**YOUR INSTRUCTIONS**. Identify all lines of the data containing the string "name" and copy them.

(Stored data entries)

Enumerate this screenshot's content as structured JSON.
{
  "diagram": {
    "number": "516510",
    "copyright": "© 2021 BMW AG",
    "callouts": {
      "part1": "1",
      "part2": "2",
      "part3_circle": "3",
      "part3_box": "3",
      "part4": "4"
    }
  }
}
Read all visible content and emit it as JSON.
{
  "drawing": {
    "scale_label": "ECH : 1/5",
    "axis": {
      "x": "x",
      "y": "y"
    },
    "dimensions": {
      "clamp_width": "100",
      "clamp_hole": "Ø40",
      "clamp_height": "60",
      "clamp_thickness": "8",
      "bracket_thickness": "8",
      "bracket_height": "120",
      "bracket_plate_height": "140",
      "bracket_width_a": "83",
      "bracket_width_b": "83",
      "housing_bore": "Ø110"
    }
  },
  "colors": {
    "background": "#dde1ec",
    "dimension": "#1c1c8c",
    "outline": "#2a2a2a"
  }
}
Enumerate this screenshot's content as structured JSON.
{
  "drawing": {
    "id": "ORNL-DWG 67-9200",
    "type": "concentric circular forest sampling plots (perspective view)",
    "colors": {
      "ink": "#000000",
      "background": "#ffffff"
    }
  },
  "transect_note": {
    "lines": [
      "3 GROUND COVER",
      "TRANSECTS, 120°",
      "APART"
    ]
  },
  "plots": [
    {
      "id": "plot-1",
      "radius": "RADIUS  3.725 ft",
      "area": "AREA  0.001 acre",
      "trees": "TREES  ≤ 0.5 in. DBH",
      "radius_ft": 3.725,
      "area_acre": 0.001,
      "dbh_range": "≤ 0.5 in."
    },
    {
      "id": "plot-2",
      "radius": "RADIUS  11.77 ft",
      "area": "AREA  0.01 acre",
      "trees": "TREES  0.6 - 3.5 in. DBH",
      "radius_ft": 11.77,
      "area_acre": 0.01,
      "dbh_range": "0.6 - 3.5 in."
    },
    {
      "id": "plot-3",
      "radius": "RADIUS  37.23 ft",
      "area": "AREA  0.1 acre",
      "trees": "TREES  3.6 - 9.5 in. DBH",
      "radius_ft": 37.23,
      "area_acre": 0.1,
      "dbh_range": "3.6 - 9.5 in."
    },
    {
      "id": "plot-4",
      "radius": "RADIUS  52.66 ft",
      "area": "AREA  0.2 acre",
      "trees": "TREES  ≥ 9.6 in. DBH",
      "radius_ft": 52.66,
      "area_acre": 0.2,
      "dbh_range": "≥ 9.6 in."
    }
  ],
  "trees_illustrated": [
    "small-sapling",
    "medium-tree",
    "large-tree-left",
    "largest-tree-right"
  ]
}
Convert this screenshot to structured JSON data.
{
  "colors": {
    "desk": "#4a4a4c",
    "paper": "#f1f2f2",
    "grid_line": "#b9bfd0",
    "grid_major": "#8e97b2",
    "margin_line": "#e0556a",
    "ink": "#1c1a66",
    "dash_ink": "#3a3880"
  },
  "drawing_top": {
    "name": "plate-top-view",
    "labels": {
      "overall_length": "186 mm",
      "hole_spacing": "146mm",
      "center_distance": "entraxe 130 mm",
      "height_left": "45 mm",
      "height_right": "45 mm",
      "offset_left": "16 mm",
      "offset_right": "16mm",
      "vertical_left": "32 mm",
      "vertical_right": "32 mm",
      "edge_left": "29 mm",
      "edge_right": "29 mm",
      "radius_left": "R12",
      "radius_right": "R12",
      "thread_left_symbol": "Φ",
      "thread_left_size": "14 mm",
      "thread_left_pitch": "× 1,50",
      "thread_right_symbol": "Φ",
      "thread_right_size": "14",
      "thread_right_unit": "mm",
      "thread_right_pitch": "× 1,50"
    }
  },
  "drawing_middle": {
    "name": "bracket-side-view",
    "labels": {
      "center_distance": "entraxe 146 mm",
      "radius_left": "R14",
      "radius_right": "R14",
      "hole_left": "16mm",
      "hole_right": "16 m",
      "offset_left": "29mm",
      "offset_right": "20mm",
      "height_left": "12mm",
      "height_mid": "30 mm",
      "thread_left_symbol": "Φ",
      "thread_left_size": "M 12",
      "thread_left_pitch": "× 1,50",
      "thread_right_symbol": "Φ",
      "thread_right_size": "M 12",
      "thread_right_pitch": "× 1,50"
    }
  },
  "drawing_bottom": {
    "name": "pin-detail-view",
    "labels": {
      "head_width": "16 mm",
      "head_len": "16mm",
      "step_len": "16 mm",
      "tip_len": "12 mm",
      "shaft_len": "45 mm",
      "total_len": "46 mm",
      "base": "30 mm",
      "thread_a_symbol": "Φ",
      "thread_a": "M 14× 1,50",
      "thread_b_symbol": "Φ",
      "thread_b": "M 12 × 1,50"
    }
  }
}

**ANSWER BELOW**.
    "name": "plate-top-view",
    "name": "bracket-side-view",
    "name": "pin-detail-view",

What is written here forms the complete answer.